Transcribe the records that follow in their entirety, omitting any pictures.
^^^^
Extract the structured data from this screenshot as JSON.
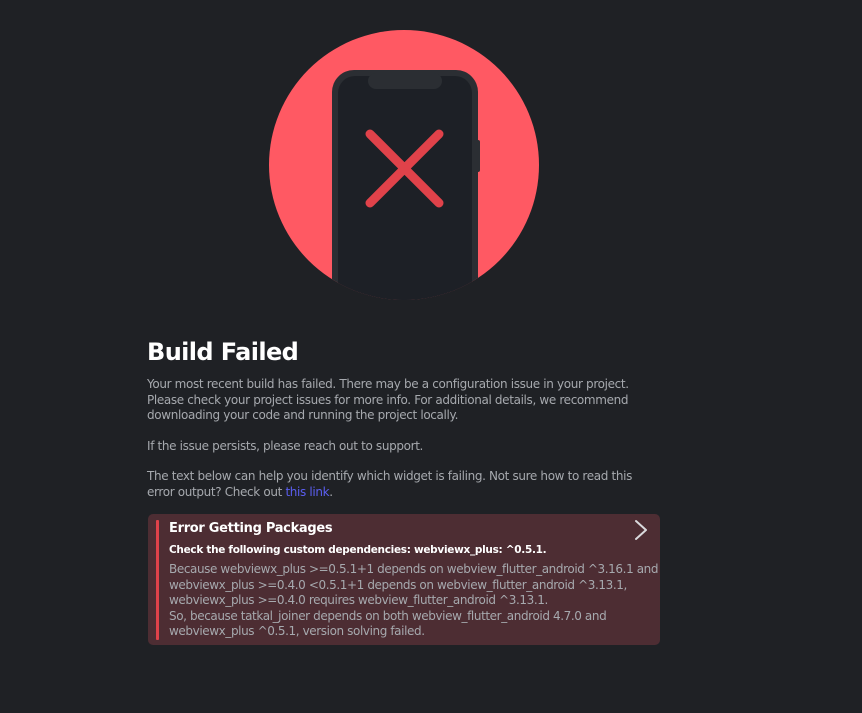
{
  "status": {
    "title": "Build Failed",
    "paragraph1": "Your most recent build has failed. There may be a configuration issue in your project. Please check your project issues for more info. For additional details, we recommend downloading your code and running the project locally.",
    "paragraph2": "If the issue persists, please reach out to support.",
    "paragraph3_prefix": "The text below can help you identify which widget is failing. Not sure how to read this error output? Check out ",
    "paragraph3_link": "this link",
    "paragraph3_suffix": "."
  },
  "error": {
    "title": "Error Getting Packages",
    "subtitle": "Check the following custom dependencies: webviewx_plus: ^0.5.1.",
    "lines": [
      "Because webviewx_plus >=0.5.1+1 depends on webview_flutter_android ^3.16.1 and",
      "webviewx_plus >=0.4.0 <0.5.1+1 depends on webview_flutter_android ^3.13.1,",
      "webviewx_plus >=0.4.0 requires webview_flutter_android ^3.13.1.",
      "So, because tatkal_joiner depends on both webview_flutter_android 4.7.0 and",
      "webviewx_plus ^0.5.1, version solving failed."
    ]
  },
  "colors": {
    "background": "#1f2125",
    "circle": "#ff5963",
    "phone": "#1d2026",
    "cross": "#e0424a",
    "link": "#5b5ef0",
    "error_card": "#4d2d33"
  },
  "icons": {
    "illustration": "phone-error-icon",
    "cross": "x-mark-icon",
    "expand": "chevron-right-icon"
  }
}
^^^^
• **Result of this exercise**
Extract the structured data from this screenshot as JSON.
{
  "status": {
    "title": "Build Failed",
    "paragraph1": "Your most recent build has failed. There may be a configuration issue in your project. Please check your project issues for more info. For additional details, we recommend downloading your code and running the project locally.",
    "paragraph2": "If the issue persists, please reach out to support.",
    "paragraph3_prefix": "The text below can help you identify which widget is failing. Not sure how to read this error output? Check out ",
    "paragraph3_link": "this link",
    "paragraph3_suffix": "."
  },
  "error": {
    "title": "Error Getting Packages",
    "subtitle": "Check the following custom dependencies: webviewx_plus: ^0.5.1.",
    "lines": [
      "Because webviewx_plus >=0.5.1+1 depends on webview_flutter_android ^3.16.1 and",
      "webviewx_plus >=0.4.0 <0.5.1+1 depends on webview_flutter_android ^3.13.1,",
      "webviewx_plus >=0.4.0 requires webview_flutter_android ^3.13.1.",
      "So, because tatkal_joiner depends on both webview_flutter_android 4.7.0 and",
      "webviewx_plus ^0.5.1, version solving failed."
    ]
  },
  "colors": {
    "background": "#1f2125",
    "circle": "#ff5963",
    "phone": "#1d2026",
    "cross": "#e0424a",
    "link": "#5b5ef0",
    "error_card": "#4d2d33"
  },
  "icons": {
    "illustration": "phone-error-icon",
    "cross": "x-mark-icon",
    "expand": "chevron-right-icon"
  }
}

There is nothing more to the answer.